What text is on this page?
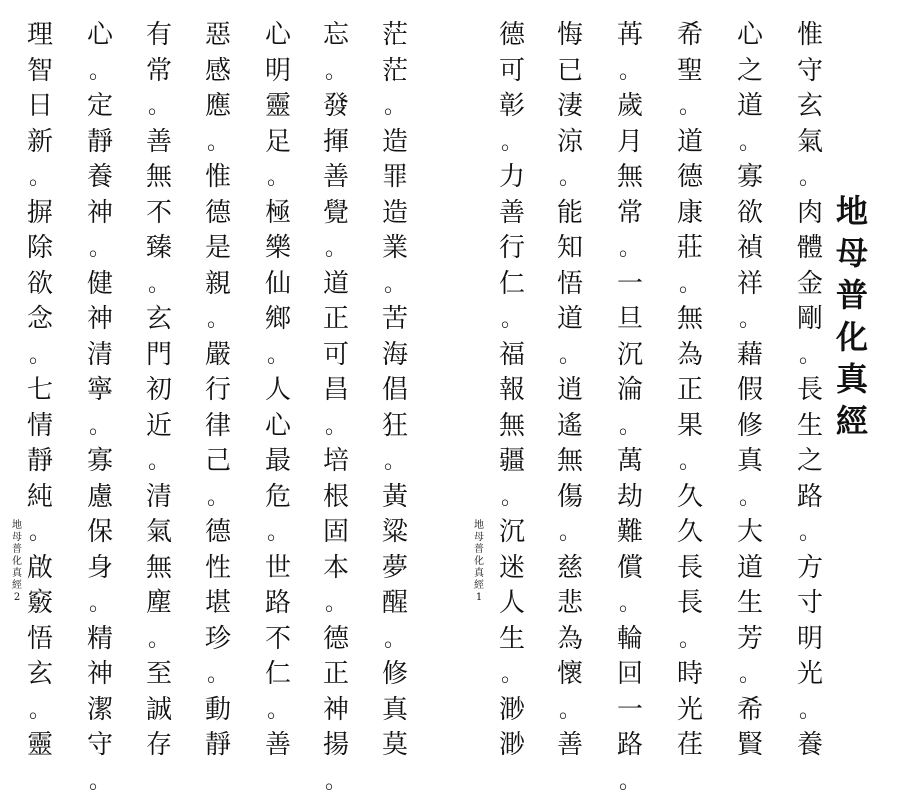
茫
茫
。
造
罪
造
業
。
苦
海
倡
狂
。
黃
粱
夢
醒
。
修
真
莫
忘
。
發
揮
善
覺
。
道
正
可
昌
。
培
根
固
本
。
德
正
神
揚
。
心
明
靈
足
。
極
樂
仙
鄉
。
人
心
最
危
。
世
路
不
仁
。
善
惡
感
應
。
惟
德
是
親
。
嚴
行
律
己
。
德
性
堪
珍
。
動
靜
有
常
。
善
無
不
臻
。
玄
門
初
近
。
清
氣
無
塵
。
至
誠
存
心
。
定
靜
養
神
。
健
神
清
寧
。
寡
慮
保
身
。
精
神
潔
守
。
理
智
日
新
。
摒
除
欲
念
。
七
情
靜
純
。
啟
竅
悟
玄
。
靈
地
母
普
化
真
經
2
惟
守
玄
氣
。
肉
體
金
剛
。
長
生
之
路
。
方
寸
明
光
。
養
心
之
道
。
寡
欲
禎
祥
。
藉
假
修
真
。
大
道
生
芳
。
希
賢
希
聖
。
道
德
康
莊
。
無
為
正
果
。
久
久
長
長
。
時
光
荏
苒
。
歲
月
無
常
。
一
旦
沉
淪
。
萬
劫
難
償
。
輪
回
一
路
。
悔
已
淒
涼
。
能
知
悟
道
。
逍
遙
無
傷
。
慈
悲
為
懷
。
善
德
可
彰
。
力
善
行
仁
。
福
報
無
疆
。
沉
迷
人
生
。
渺
渺
地
母
普
化
真
經
1
地
母
普
化
真
經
┄┄┄┄┄┄
▶ What the task requires
In your copy, leave out the pictures and reproduce the material above exactly.

▶ Problem solution
What text is on this page?
茫
茫
。
造
罪
造
業
。
苦
海
倡
狂
。
黃
粱
夢
醒
。
修
真
莫
忘
。
發
揮
善
覺
。
道
正
可
昌
。
培
根
固
本
。
德
正
神
揚
。
心
明
靈
足
。
極
樂
仙
鄉
。
人
心
最
危
。
世
路
不
仁
。
善
惡
感
應
。
惟
德
是
親
。
嚴
行
律
己
。
德
性
堪
珍
。
動
靜
有
常
。
善
無
不
臻
。
玄
門
初
近
。
清
氣
無
塵
。
至
誠
存
心
。
定
靜
養
神
。
健
神
清
寧
。
寡
慮
保
身
。
精
神
潔
守
。
理
智
日
新
。
摒
除
欲
念
。
七
情
靜
純
。
啟
竅
悟
玄
。
靈
地
母
普
化
真
經
2
惟
守
玄
氣
。
肉
體
金
剛
。
長
生
之
路
。
方
寸
明
光
。
養
心
之
道
。
寡
欲
禎
祥
。
藉
假
修
真
。
大
道
生
芳
。
希
賢
希
聖
。
道
德
康
莊
。
無
為
正
果
。
久
久
長
長
。
時
光
荏
苒
。
歲
月
無
常
。
一
旦
沉
淪
。
萬
劫
難
償
。
輪
回
一
路
。
悔
已
淒
涼
。
能
知
悟
道
。
逍
遙
無
傷
。
慈
悲
為
懷
。
善
德
可
彰
。
力
善
行
仁
。
福
報
無
疆
。
沉
迷
人
生
。
渺
渺
地
母
普
化
真
經
1
地
母
普
化
真
經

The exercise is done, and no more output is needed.